--- START OF Material provided ---

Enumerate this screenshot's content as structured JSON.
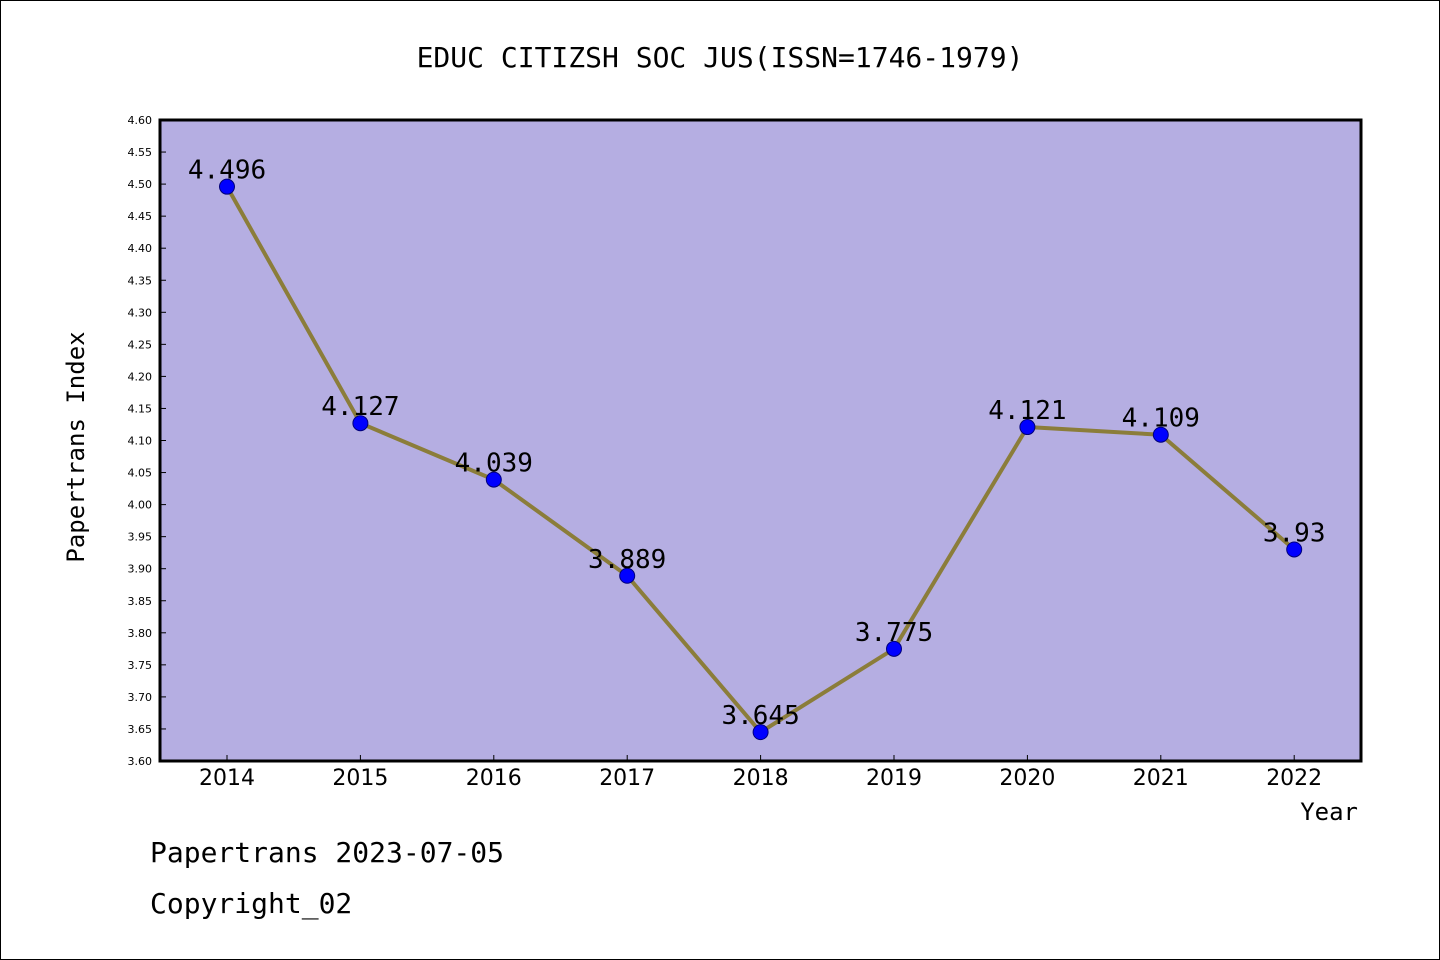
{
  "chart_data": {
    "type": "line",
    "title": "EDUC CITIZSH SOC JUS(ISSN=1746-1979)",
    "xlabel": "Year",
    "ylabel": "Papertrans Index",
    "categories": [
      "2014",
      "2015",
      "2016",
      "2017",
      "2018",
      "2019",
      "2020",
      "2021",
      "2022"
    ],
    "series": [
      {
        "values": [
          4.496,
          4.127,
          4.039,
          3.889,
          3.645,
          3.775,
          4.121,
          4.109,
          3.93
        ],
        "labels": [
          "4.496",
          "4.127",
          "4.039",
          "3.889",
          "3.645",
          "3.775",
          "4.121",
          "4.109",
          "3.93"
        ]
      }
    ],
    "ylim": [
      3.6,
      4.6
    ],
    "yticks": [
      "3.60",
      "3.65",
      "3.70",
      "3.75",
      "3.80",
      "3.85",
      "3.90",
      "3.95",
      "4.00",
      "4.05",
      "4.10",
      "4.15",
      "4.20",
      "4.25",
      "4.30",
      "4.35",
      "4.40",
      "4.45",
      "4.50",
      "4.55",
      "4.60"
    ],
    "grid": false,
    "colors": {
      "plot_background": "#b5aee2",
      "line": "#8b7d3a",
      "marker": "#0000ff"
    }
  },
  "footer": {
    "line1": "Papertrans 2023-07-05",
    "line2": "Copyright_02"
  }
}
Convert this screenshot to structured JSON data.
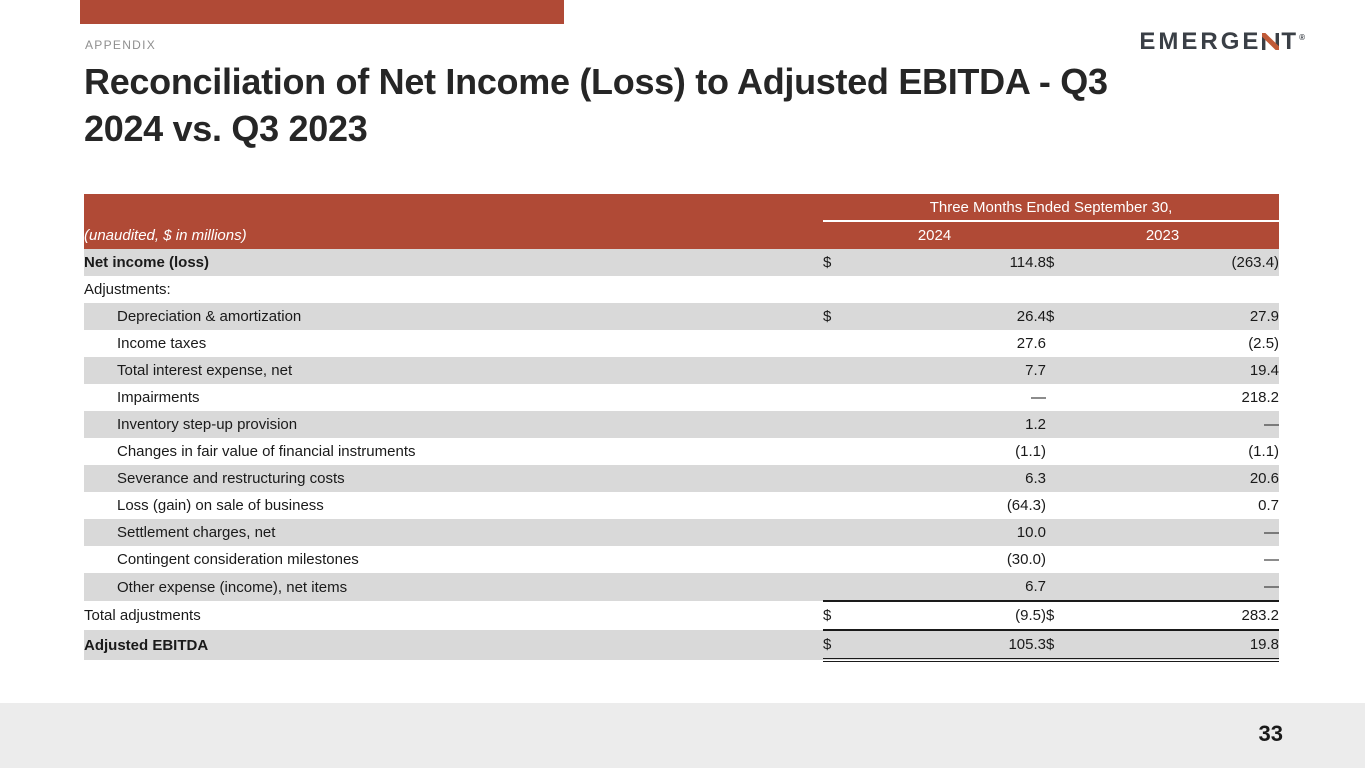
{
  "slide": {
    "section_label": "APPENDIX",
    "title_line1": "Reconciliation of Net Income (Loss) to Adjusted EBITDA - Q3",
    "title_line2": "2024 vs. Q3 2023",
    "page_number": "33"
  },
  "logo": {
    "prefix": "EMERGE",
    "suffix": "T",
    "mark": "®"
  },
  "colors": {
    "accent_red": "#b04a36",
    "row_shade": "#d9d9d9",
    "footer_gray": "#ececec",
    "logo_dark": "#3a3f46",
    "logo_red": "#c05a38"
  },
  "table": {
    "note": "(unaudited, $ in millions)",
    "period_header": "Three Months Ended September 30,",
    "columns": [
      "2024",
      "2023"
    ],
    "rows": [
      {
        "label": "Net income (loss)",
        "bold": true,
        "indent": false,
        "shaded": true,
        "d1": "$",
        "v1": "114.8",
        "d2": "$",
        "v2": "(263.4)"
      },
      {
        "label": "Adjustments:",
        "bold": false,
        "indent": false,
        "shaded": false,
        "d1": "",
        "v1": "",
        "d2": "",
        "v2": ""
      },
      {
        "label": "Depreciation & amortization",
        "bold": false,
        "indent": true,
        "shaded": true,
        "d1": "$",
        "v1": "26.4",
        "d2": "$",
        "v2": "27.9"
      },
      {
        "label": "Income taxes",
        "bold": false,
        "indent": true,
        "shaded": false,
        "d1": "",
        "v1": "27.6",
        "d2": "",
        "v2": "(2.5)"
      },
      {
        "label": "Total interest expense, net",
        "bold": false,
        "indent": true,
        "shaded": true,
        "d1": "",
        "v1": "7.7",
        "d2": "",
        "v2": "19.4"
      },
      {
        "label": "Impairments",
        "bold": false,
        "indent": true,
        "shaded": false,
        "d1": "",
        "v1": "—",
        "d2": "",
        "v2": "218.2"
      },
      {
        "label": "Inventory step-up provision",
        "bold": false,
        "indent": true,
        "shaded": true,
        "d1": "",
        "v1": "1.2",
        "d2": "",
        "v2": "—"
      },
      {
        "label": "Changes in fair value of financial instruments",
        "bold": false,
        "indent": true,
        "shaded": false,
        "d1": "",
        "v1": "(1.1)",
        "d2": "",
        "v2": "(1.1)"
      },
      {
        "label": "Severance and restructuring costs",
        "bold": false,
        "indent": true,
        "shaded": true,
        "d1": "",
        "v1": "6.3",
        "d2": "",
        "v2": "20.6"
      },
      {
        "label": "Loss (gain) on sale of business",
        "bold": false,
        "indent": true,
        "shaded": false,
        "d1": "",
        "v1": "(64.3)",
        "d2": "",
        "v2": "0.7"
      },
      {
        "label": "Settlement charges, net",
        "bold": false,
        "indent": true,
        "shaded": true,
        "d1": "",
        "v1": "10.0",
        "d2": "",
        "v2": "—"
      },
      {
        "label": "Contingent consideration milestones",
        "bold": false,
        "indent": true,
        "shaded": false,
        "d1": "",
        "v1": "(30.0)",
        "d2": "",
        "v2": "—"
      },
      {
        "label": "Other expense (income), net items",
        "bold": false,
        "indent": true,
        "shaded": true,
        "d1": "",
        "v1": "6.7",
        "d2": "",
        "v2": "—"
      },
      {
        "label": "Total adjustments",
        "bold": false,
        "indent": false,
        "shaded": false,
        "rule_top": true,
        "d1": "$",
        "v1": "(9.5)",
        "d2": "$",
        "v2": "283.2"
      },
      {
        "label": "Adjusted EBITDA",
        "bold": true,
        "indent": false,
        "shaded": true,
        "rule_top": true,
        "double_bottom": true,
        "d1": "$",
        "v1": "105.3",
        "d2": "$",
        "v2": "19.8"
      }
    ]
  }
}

--- END OF Material provided ---

> [Problem description] Transcribe the listing above verbatim. Omit the pictures.

> [Final result]
Enumerate this screenshot's content as structured JSON.
{
  "chart_data": {
    "type": "line",
    "title": "EDUC CITIZSH SOC JUS(ISSN=1746-1979)",
    "xlabel": "Year",
    "ylabel": "Papertrans Index",
    "categories": [
      "2014",
      "2015",
      "2016",
      "2017",
      "2018",
      "2019",
      "2020",
      "2021",
      "2022"
    ],
    "series": [
      {
        "values": [
          4.496,
          4.127,
          4.039,
          3.889,
          3.645,
          3.775,
          4.121,
          4.109,
          3.93
        ],
        "labels": [
          "4.496",
          "4.127",
          "4.039",
          "3.889",
          "3.645",
          "3.775",
          "4.121",
          "4.109",
          "3.93"
        ]
      }
    ],
    "ylim": [
      3.6,
      4.6
    ],
    "yticks": [
      "3.60",
      "3.65",
      "3.70",
      "3.75",
      "3.80",
      "3.85",
      "3.90",
      "3.95",
      "4.00",
      "4.05",
      "4.10",
      "4.15",
      "4.20",
      "4.25",
      "4.30",
      "4.35",
      "4.40",
      "4.45",
      "4.50",
      "4.55",
      "4.60"
    ],
    "grid": false,
    "colors": {
      "plot_background": "#b5aee2",
      "line": "#8b7d3a",
      "marker": "#0000ff"
    }
  },
  "footer": {
    "line1": "Papertrans 2023-07-05",
    "line2": "Copyright_02"
  }
}
Convert this screenshot to structured JSON data.
{
  "slide": {
    "section_label": "APPENDIX",
    "title_line1": "Reconciliation of Net Income (Loss) to Adjusted EBITDA - Q3",
    "title_line2": "2024 vs. Q3 2023",
    "page_number": "33"
  },
  "logo": {
    "prefix": "EMERGE",
    "suffix": "T",
    "mark": "®"
  },
  "colors": {
    "accent_red": "#b04a36",
    "row_shade": "#d9d9d9",
    "footer_gray": "#ececec",
    "logo_dark": "#3a3f46",
    "logo_red": "#c05a38"
  },
  "table": {
    "note": "(unaudited, $ in millions)",
    "period_header": "Three Months Ended September 30,",
    "columns": [
      "2024",
      "2023"
    ],
    "rows": [
      {
        "label": "Net income (loss)",
        "bold": true,
        "indent": false,
        "shaded": true,
        "d1": "$",
        "v1": "114.8",
        "d2": "$",
        "v2": "(263.4)"
      },
      {
        "label": "Adjustments:",
        "bold": false,
        "indent": false,
        "shaded": false,
        "d1": "",
        "v1": "",
        "d2": "",
        "v2": ""
      },
      {
        "label": "Depreciation & amortization",
        "bold": false,
        "indent": true,
        "shaded": true,
        "d1": "$",
        "v1": "26.4",
        "d2": "$",
        "v2": "27.9"
      },
      {
        "label": "Income taxes",
        "bold": false,
        "indent": true,
        "shaded": false,
        "d1": "",
        "v1": "27.6",
        "d2": "",
        "v2": "(2.5)"
      },
      {
        "label": "Total interest expense, net",
        "bold": false,
        "indent": true,
        "shaded": true,
        "d1": "",
        "v1": "7.7",
        "d2": "",
        "v2": "19.4"
      },
      {
        "label": "Impairments",
        "bold": false,
        "indent": true,
        "shaded": false,
        "d1": "",
        "v1": "—",
        "d2": "",
        "v2": "218.2"
      },
      {
        "label": "Inventory step-up provision",
        "bold": false,
        "indent": true,
        "shaded": true,
        "d1": "",
        "v1": "1.2",
        "d2": "",
        "v2": "—"
      },
      {
        "label": "Changes in fair value of financial instruments",
        "bold": false,
        "indent": true,
        "shaded": false,
        "d1": "",
        "v1": "(1.1)",
        "d2": "",
        "v2": "(1.1)"
      },
      {
        "label": "Severance and restructuring costs",
        "bold": false,
        "indent": true,
        "shaded": true,
        "d1": "",
        "v1": "6.3",
        "d2": "",
        "v2": "20.6"
      },
      {
        "label": "Loss (gain) on sale of business",
        "bold": false,
        "indent": true,
        "shaded": false,
        "d1": "",
        "v1": "(64.3)",
        "d2": "",
        "v2": "0.7"
      },
      {
        "label": "Settlement charges, net",
        "bold": false,
        "indent": true,
        "shaded": true,
        "d1": "",
        "v1": "10.0",
        "d2": "",
        "v2": "—"
      },
      {
        "label": "Contingent consideration milestones",
        "bold": false,
        "indent": true,
        "shaded": false,
        "d1": "",
        "v1": "(30.0)",
        "d2": "",
        "v2": "—"
      },
      {
        "label": "Other expense (income), net items",
        "bold": false,
        "indent": true,
        "shaded": true,
        "d1": "",
        "v1": "6.7",
        "d2": "",
        "v2": "—"
      },
      {
        "label": "Total adjustments",
        "bold": false,
        "indent": false,
        "shaded": false,
        "rule_top": true,
        "d1": "$",
        "v1": "(9.5)",
        "d2": "$",
        "v2": "283.2"
      },
      {
        "label": "Adjusted EBITDA",
        "bold": true,
        "indent": false,
        "shaded": true,
        "rule_top": true,
        "double_bottom": true,
        "d1": "$",
        "v1": "105.3",
        "d2": "$",
        "v2": "19.8"
      }
    ]
  }
}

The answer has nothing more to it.